▸ Do this: Omit every image, and transcribe the remaining entries exactly as given.

# Supplied records start

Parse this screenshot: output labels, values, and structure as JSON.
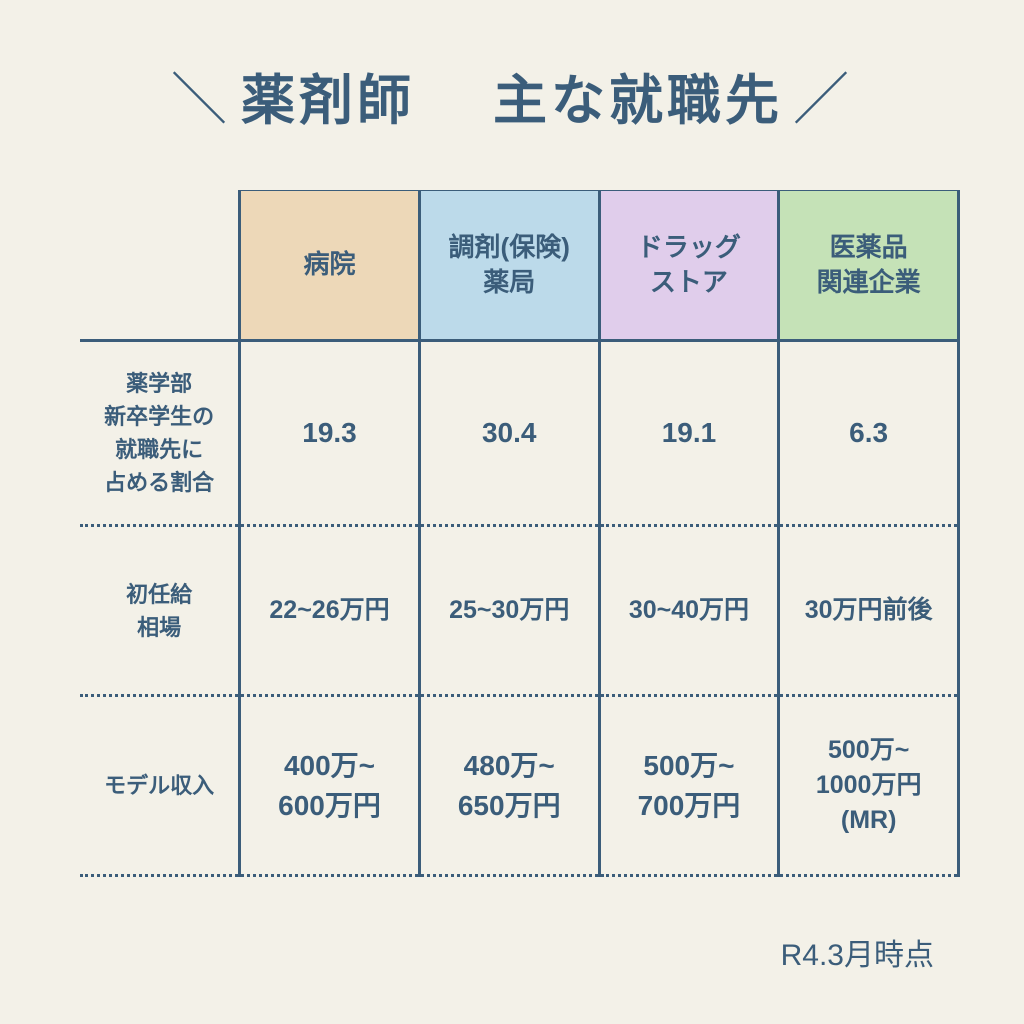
{
  "title_left": "薬剤師",
  "title_right": "主な就職先",
  "columns": [
    {
      "label": "病院",
      "bg": "#edd8b8"
    },
    {
      "label": "調剤(保険)\n薬局",
      "bg": "#bcdaea"
    },
    {
      "label": "ドラッグ\nストア",
      "bg": "#e0cdeb"
    },
    {
      "label": "医薬品\n関連企業",
      "bg": "#c5e2b7"
    }
  ],
  "rows": [
    {
      "label": "薬学部\n新卒学生の\n就職先に\n占める割合",
      "cells": [
        "19.3",
        "30.4",
        "19.1",
        "6.3"
      ]
    },
    {
      "label": "初任給\n相場",
      "cells": [
        "22~26万円",
        "25~30万円",
        "30~40万円",
        "30万円前後"
      ]
    },
    {
      "label": "モデル収入",
      "cells": [
        "400万~\n600万円",
        "480万~\n650万円",
        "500万~\n700万円",
        "500万~\n1000万円\n(MR)"
      ]
    }
  ],
  "footnote": "R4.3月時点",
  "style": {
    "bg": "#f3f1e8",
    "fg": "#3b5d7a",
    "border": "#3b5d7a",
    "title_fontsize": 54,
    "header_fontsize": 26,
    "rowlabel_fontsize": 22,
    "cell_fontsize": 28,
    "footnote_fontsize": 30
  }
}
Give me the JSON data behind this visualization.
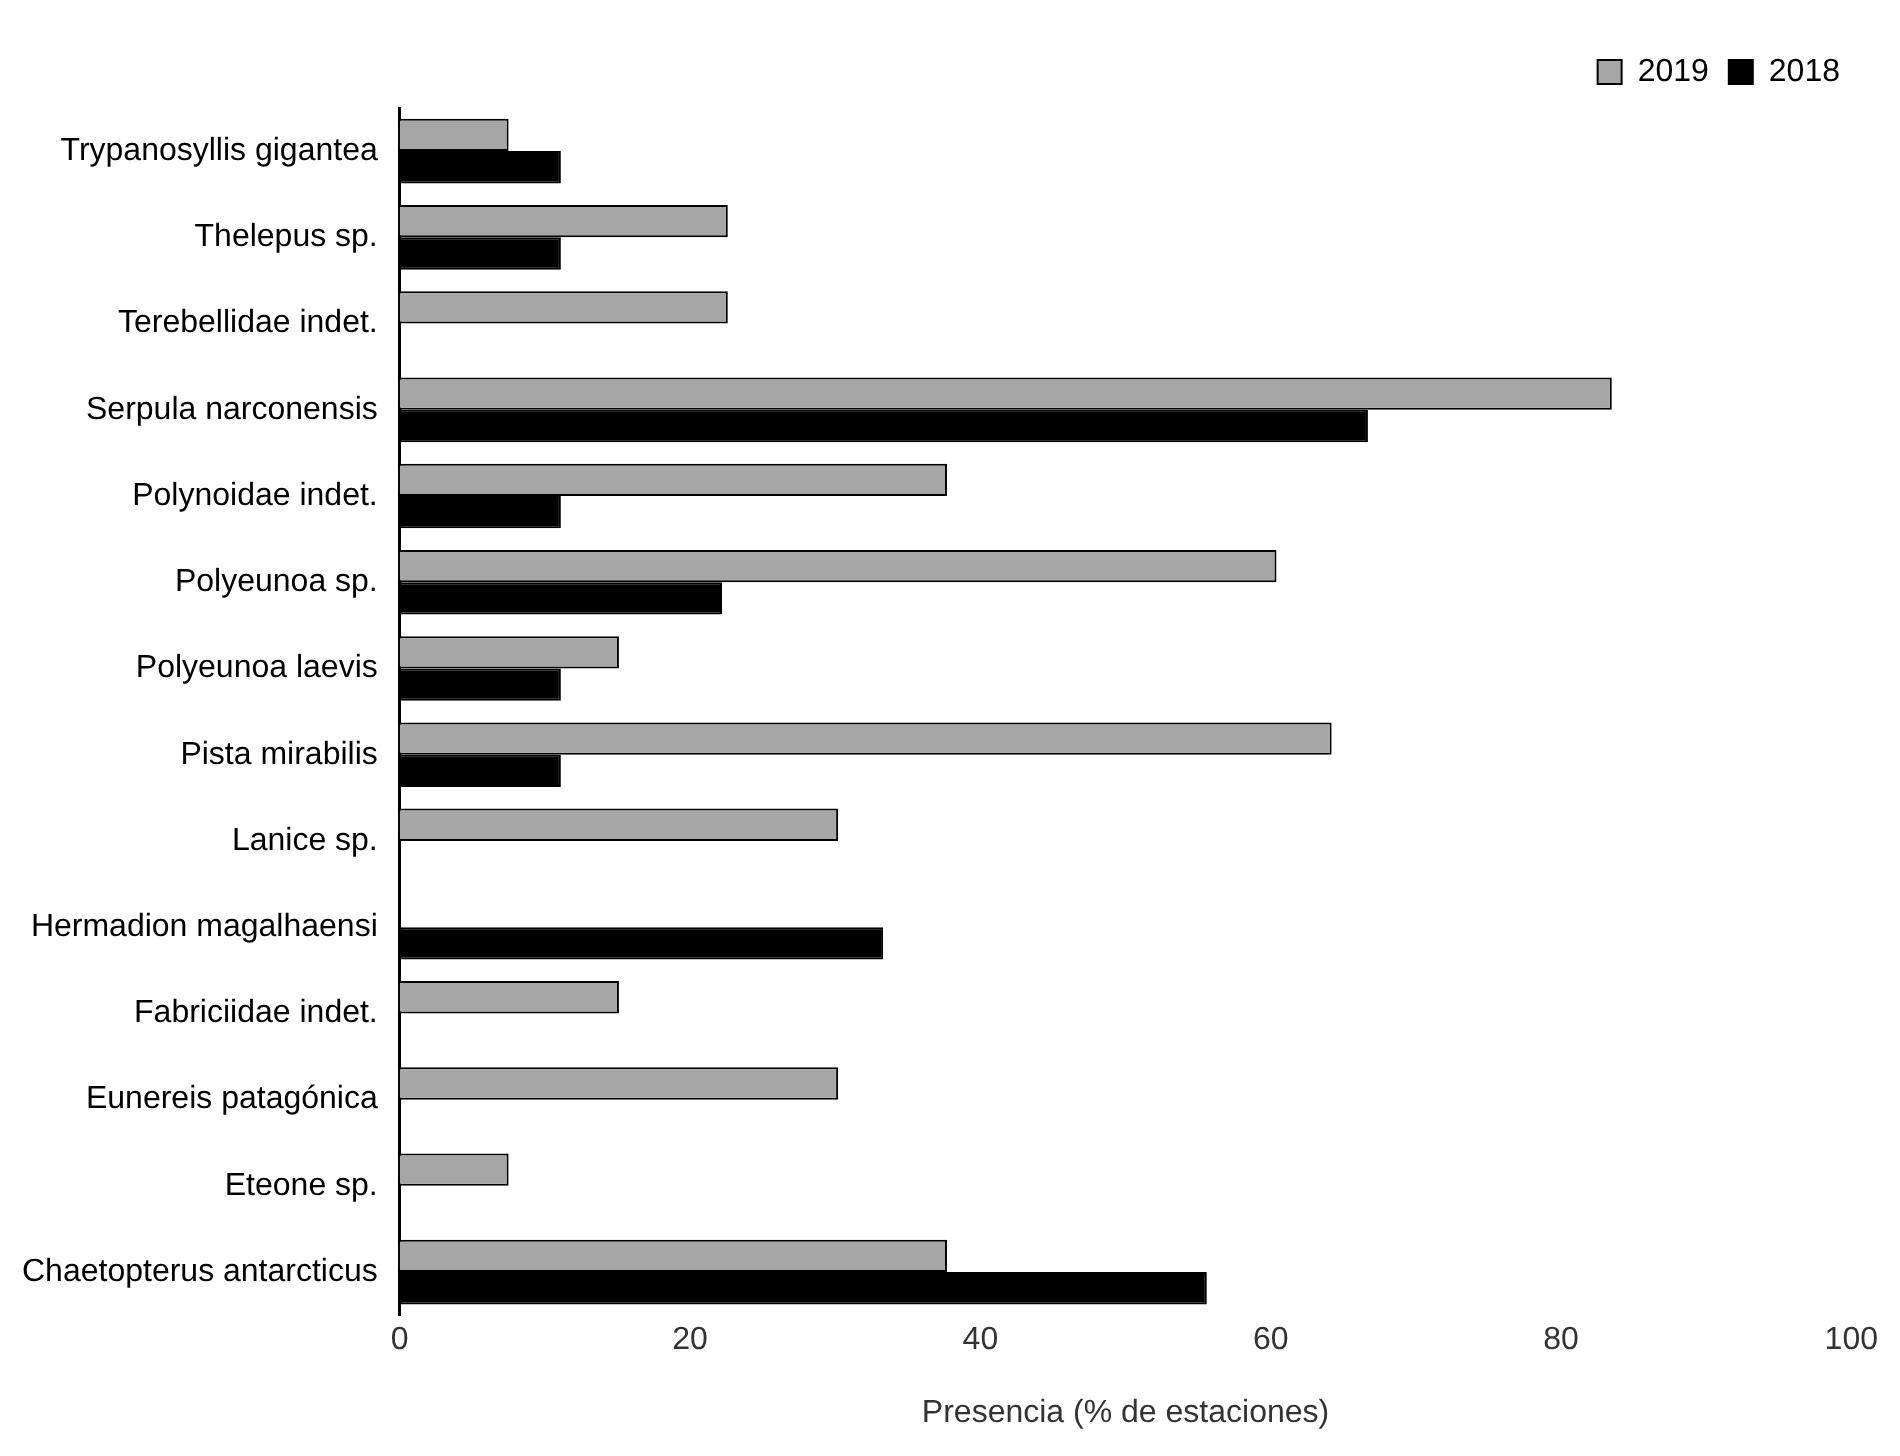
{
  "chart_data": {
    "type": "bar",
    "orientation": "horizontal",
    "xlabel": "Presencia (% de estaciones)",
    "categories": [
      "Trypanosyllis gigantea",
      "Thelepus sp.",
      "Terebellidae indet.",
      "Serpula narconensis",
      "Polynoidae indet.",
      "Polyeunoa sp.",
      "Polyeunoa laevis",
      "Pista mirabilis",
      "Lanice sp.",
      "Hermadion magalhaensi",
      "Fabriciidae indet.",
      "Eunereis patagónica",
      "Eteone sp.",
      "Chaetopterus antarcticus"
    ],
    "series": [
      {
        "name": "2019",
        "color": "#a6a6a6",
        "values": [
          7.5,
          22.6,
          22.6,
          83.5,
          37.7,
          60.4,
          15.1,
          64.2,
          30.2,
          null,
          15.1,
          30.2,
          7.5,
          37.7
        ]
      },
      {
        "name": "2018",
        "color": "#000000",
        "values": [
          11.1,
          11.1,
          null,
          66.7,
          11.1,
          22.2,
          11.1,
          11.1,
          null,
          33.3,
          null,
          null,
          null,
          55.6
        ]
      }
    ],
    "xlim": [
      0,
      100
    ],
    "xticks": [
      0,
      20,
      40,
      60,
      80,
      100
    ],
    "grid": false,
    "legend": "top right"
  }
}
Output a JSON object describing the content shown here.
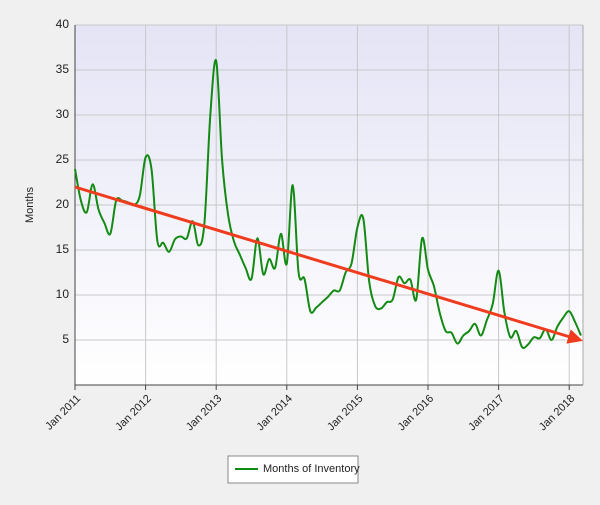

# Supplied records end

▸ Task response:
Parse this screenshot: output labels, values, and structure as JSON.
{
  "title_left": "薬剤師",
  "title_right": "主な就職先",
  "columns": [
    {
      "label": "病院",
      "bg": "#edd8b8"
    },
    {
      "label": "調剤(保険)\n薬局",
      "bg": "#bcdaea"
    },
    {
      "label": "ドラッグ\nストア",
      "bg": "#e0cdeb"
    },
    {
      "label": "医薬品\n関連企業",
      "bg": "#c5e2b7"
    }
  ],
  "rows": [
    {
      "label": "薬学部\n新卒学生の\n就職先に\n占める割合",
      "cells": [
        "19.3",
        "30.4",
        "19.1",
        "6.3"
      ]
    },
    {
      "label": "初任給\n相場",
      "cells": [
        "22~26万円",
        "25~30万円",
        "30~40万円",
        "30万円前後"
      ]
    },
    {
      "label": "モデル収入",
      "cells": [
        "400万~\n600万円",
        "480万~\n650万円",
        "500万~\n700万円",
        "500万~\n1000万円\n(MR)"
      ]
    }
  ],
  "footnote": "R4.3月時点",
  "style": {
    "bg": "#f3f1e8",
    "fg": "#3b5d7a",
    "border": "#3b5d7a",
    "title_fontsize": 54,
    "header_fontsize": 26,
    "rowlabel_fontsize": 22,
    "cell_fontsize": 28,
    "footnote_fontsize": 30
  }
}
Give me the JSON data behind this visualization.
{
  "chart_data": {
    "type": "bar",
    "orientation": "horizontal",
    "xlabel": "Presencia (% de estaciones)",
    "categories": [
      "Trypanosyllis gigantea",
      "Thelepus sp.",
      "Terebellidae indet.",
      "Serpula narconensis",
      "Polynoidae indet.",
      "Polyeunoa sp.",
      "Polyeunoa laevis",
      "Pista mirabilis",
      "Lanice sp.",
      "Hermadion magalhaensi",
      "Fabriciidae indet.",
      "Eunereis patagónica",
      "Eteone sp.",
      "Chaetopterus antarcticus"
    ],
    "series": [
      {
        "name": "2019",
        "color": "#a6a6a6",
        "values": [
          7.5,
          22.6,
          22.6,
          83.5,
          37.7,
          60.4,
          15.1,
          64.2,
          30.2,
          null,
          15.1,
          30.2,
          7.5,
          37.7
        ]
      },
      {
        "name": "2018",
        "color": "#000000",
        "values": [
          11.1,
          11.1,
          null,
          66.7,
          11.1,
          22.2,
          11.1,
          11.1,
          null,
          33.3,
          null,
          null,
          null,
          55.6
        ]
      }
    ],
    "xlim": [
      0,
      100
    ],
    "xticks": [
      0,
      20,
      40,
      60,
      80,
      100
    ],
    "grid": false,
    "legend": "top right"
  }
}
Output a JSON object describing the content shown here.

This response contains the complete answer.